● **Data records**
★ ★ ★ ★ ★ ★ ★

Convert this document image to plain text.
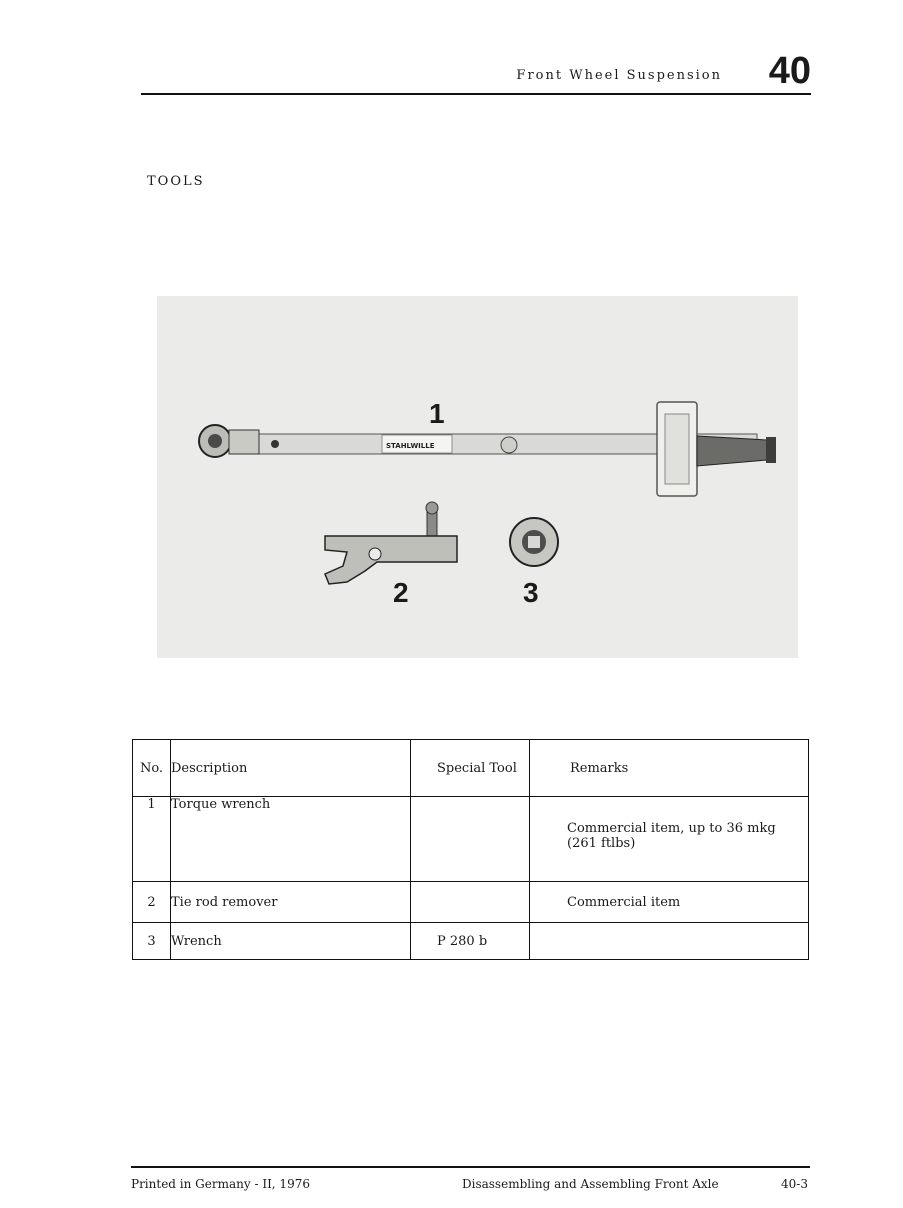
Front Wheel Suspension	40
TOOLS
STAHLWILLE
1
2	3
No.	Description	Special Tool	Remarks
1	Torque wrench		Commercial item, up to 36 mkg
(261 ftlbs)

2	Tie rod remover		Commercial item
3	Wrench	P 280 b	
Printed in Germany - II, 1976	Disassembling and Assembling Front Axle	40-3
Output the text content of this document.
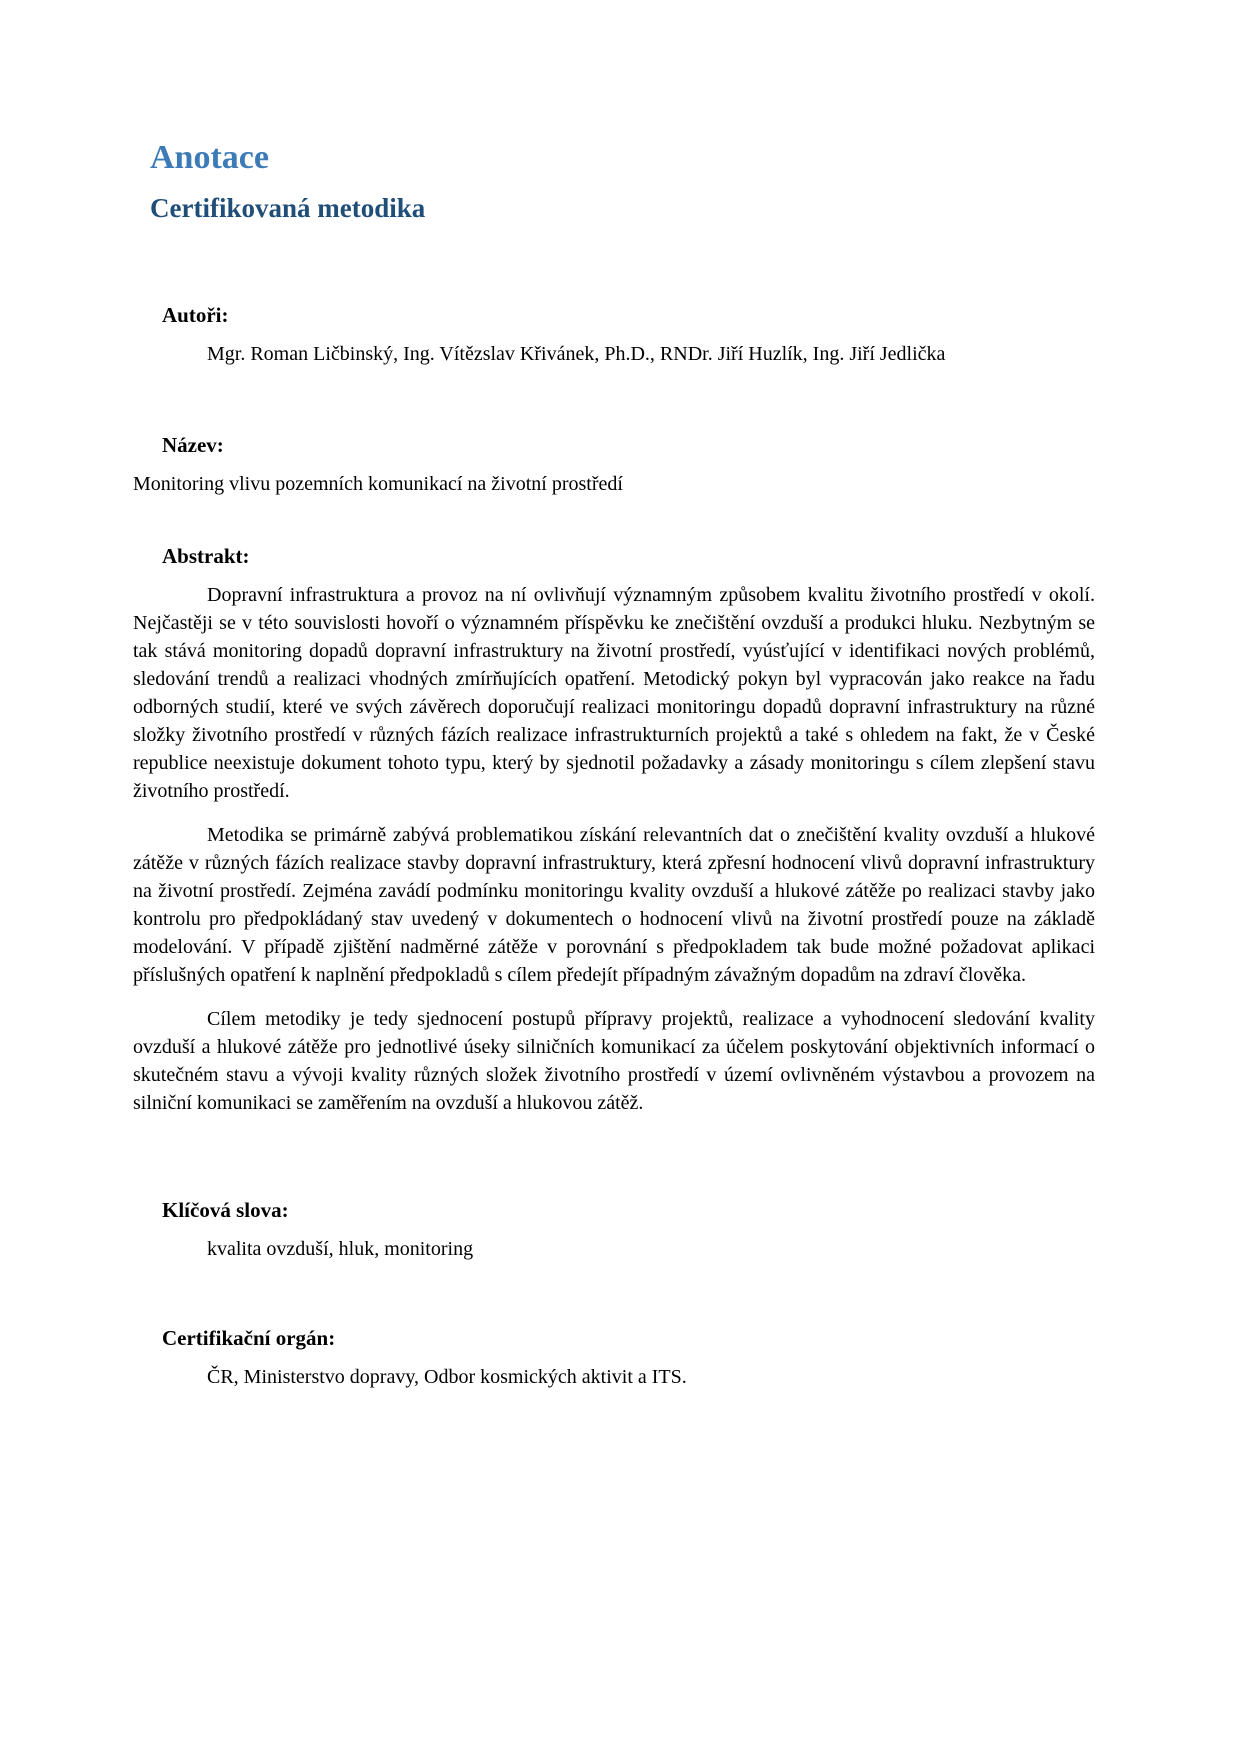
Anotace
Certifikovaná metodika
Autoři:

Mgr. Roman Ličbinský, Ing. Vítězslav Křivánek, Ph.D., RNDr. Jiří Huzlík, Ing. Jiří Jedlička

Název:

Monitoring vlivu pozemních komunikací na životní prostředí

Abstrakt:

Dopravní infrastruktura a provoz na ní ovlivňují významným způsobem kvalitu životního prostředí v okolí. Nejčastěji se v této souvislosti hovoří o významném příspěvku ke znečištění ovzduší a produkci hluku. Nezbytným se tak stává monitoring dopadů dopravní infrastruktury na životní prostředí, vyúsťující v identifikaci nových problémů, sledování trendů a realizaci vhodných zmírňujících opatření. Metodický pokyn byl vypracován jako reakce na řadu odborných studií, které ve svých závěrech doporučují realizaci monitoringu dopadů dopravní infrastruktury na různé složky životního prostředí v různých fázích realizace infrastrukturních projektů a také s ohledem na fakt, že v České republice neexistuje dokument tohoto typu, který by sjednotil požadavky a zásady monitoringu s cílem zlepšení stavu životního prostředí.

Metodika se primárně zabývá problematikou získání relevantních dat o znečištění kvality ovzduší a hlukové zátěže v různých fázích realizace stavby dopravní infrastruktury, která zpřesní hodnocení vlivů dopravní infrastruktury na životní prostředí. Zejména zavádí podmínku monitoringu kvality ovzduší a hlukové zátěže po realizaci stavby jako kontrolu pro předpokládaný stav uvedený v dokumentech o hodnocení vlivů na životní prostředí pouze na základě modelování. V případě zjištění nadměrné zátěže v porovnání s předpokladem tak bude možné požadovat aplikaci příslušných opatření k naplnění předpokladů s cílem předejít případným závažným dopadům na zdraví člověka.

Cílem metodiky je tedy sjednocení postupů přípravy projektů, realizace a vyhodnocení sledování kvality ovzduší a hlukové zátěže pro jednotlivé úseky silničních komunikací za účelem poskytování objektivních informací o skutečném stavu a vývoji kvality různých složek životního prostředí v území ovlivněném výstavbou a provozem na silniční komunikaci se zaměřením na ovzduší a hlukovou zátěž.

Klíčová slova:

kvalita ovzduší, hluk, monitoring

Certifikační orgán:

ČR, Ministerstvo dopravy, Odbor kosmických aktivit a ITS.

★ ★ ★ ★ ★ ★ ★

● **To do**
Where a line above contains the string "Front", copy that line.

● **Exercise solution**
Front Wheel Suspension	40
Printed in Germany - II, 1976	Disassembling and Assembling Front Axle	40-3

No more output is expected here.